Look through the data for the string "Lulus". Copy every line where it is found.

Part of a data file:
--------------------

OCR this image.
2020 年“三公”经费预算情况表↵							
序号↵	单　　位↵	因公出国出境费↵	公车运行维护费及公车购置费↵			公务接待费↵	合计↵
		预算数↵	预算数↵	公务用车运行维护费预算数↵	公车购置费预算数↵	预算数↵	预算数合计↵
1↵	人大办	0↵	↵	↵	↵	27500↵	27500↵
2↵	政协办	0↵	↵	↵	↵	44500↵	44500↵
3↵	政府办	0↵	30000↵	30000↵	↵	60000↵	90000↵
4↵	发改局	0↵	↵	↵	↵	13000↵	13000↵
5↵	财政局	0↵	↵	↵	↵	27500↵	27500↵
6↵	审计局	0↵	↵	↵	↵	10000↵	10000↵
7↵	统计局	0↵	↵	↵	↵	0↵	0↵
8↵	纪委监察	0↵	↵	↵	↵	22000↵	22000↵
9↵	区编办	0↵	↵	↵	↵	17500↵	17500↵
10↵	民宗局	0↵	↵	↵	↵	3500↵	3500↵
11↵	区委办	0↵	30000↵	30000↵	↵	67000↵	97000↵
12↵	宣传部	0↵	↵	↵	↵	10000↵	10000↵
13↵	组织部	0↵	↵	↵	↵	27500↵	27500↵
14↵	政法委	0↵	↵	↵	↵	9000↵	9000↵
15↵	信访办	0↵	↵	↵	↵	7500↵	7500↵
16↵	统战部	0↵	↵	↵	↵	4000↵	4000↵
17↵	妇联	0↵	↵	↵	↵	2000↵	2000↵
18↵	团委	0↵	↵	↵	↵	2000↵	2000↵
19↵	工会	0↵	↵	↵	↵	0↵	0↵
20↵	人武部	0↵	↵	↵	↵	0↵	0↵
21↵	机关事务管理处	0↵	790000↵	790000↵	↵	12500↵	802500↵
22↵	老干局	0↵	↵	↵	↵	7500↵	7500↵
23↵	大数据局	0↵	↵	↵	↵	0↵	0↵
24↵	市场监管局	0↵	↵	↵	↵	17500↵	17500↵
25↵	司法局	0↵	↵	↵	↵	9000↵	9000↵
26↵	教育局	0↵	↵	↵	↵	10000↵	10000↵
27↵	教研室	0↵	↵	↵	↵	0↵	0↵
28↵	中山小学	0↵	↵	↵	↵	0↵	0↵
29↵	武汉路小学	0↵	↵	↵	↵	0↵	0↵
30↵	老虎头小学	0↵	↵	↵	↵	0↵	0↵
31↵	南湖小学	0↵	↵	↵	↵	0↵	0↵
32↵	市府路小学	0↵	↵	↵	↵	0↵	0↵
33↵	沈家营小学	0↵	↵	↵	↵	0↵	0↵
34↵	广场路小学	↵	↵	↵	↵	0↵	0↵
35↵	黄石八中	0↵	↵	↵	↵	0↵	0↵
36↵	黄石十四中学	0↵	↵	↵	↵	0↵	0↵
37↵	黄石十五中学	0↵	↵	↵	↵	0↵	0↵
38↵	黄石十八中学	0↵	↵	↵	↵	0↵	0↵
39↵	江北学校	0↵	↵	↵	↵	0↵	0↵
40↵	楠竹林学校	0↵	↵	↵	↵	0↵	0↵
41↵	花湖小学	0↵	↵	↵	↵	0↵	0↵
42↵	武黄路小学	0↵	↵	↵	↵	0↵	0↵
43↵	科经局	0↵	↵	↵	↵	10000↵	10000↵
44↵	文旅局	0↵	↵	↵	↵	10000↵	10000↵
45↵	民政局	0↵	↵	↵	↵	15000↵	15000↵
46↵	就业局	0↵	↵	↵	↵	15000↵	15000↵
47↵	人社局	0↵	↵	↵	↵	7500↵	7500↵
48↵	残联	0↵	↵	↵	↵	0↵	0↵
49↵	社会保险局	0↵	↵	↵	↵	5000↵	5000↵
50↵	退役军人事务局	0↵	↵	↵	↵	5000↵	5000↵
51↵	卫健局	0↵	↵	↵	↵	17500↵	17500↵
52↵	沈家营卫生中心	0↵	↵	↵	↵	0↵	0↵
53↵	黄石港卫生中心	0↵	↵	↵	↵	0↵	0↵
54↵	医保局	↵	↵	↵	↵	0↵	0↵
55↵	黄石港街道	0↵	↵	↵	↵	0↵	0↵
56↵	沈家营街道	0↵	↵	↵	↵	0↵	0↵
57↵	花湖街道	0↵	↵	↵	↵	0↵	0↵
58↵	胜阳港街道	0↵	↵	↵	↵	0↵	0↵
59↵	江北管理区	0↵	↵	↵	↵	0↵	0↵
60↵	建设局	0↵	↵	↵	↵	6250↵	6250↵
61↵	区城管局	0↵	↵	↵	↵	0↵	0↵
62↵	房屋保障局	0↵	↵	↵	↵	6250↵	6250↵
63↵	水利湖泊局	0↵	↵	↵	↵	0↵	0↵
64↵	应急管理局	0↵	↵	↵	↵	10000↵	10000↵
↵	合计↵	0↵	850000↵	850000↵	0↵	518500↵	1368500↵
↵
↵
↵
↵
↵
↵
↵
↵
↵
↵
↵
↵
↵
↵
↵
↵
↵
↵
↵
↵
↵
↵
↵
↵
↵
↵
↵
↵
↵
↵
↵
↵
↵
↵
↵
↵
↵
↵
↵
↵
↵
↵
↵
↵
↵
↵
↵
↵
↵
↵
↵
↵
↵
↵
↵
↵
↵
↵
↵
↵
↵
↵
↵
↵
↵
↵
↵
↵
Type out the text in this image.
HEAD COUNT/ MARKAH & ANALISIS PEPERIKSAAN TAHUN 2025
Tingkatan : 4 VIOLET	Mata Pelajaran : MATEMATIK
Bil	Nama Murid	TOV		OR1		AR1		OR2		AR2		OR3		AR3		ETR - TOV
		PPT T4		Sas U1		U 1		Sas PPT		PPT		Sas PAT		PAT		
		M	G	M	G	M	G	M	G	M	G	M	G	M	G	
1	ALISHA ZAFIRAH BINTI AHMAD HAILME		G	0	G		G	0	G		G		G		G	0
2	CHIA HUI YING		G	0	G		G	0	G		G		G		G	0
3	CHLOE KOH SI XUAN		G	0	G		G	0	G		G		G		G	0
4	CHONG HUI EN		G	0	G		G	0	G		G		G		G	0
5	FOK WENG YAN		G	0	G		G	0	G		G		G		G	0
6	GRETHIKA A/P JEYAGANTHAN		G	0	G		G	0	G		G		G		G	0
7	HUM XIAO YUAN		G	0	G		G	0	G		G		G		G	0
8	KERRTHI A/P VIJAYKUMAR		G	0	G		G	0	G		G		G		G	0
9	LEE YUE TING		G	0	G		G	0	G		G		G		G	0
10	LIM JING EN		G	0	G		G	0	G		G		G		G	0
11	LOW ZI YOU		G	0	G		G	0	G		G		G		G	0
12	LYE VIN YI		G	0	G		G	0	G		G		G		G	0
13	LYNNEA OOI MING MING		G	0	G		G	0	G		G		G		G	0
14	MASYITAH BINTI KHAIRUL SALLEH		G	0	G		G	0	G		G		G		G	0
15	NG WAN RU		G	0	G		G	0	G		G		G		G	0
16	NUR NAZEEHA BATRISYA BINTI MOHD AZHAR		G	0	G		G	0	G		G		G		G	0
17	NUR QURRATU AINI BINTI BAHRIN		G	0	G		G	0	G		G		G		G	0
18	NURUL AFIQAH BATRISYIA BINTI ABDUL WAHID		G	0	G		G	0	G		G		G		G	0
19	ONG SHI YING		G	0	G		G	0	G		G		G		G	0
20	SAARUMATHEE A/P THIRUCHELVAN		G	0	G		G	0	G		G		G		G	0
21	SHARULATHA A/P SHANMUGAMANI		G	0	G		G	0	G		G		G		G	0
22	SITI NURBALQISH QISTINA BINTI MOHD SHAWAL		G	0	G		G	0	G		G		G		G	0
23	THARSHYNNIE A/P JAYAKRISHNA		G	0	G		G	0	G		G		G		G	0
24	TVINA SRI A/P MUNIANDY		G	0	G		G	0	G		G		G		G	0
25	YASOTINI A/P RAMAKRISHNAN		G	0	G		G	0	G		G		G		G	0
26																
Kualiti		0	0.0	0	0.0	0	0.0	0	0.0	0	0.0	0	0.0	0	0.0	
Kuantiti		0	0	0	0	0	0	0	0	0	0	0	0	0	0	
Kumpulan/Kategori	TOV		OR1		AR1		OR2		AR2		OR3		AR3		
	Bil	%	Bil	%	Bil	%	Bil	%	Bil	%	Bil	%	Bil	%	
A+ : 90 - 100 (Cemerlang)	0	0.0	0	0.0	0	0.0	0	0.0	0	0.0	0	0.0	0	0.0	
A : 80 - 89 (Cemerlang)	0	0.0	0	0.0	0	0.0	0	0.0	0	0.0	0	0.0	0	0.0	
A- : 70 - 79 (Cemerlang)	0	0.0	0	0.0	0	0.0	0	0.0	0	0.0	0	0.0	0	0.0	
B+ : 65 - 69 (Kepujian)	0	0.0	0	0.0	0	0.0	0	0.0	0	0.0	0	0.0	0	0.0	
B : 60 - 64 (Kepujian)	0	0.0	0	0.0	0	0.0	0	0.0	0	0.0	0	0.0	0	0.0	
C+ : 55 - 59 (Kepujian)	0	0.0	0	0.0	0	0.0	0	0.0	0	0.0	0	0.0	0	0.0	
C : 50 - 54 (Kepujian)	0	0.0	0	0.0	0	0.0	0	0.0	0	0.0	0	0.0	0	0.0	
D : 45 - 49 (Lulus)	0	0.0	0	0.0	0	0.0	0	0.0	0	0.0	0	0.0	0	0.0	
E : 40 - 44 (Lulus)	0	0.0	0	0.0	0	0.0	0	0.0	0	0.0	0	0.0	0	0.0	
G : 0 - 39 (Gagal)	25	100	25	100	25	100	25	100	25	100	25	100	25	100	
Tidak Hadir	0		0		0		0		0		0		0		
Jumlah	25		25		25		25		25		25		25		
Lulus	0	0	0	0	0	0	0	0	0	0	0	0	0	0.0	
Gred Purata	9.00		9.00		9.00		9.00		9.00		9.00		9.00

--------------------

**Final result**:
D : 45 - 49 (Lulus)	0	0.0	0	0.0	0	0.0	0	0.0	0	0.0	0	0.0	0	0.0	
E : 40 - 44 (Lulus)	0	0.0	0	0.0	0	0.0	0	0.0	0	0.0	0	0.0	0	0.0	
Lulus	0	0	0	0	0	0	0	0	0	0	0	0	0	0.0	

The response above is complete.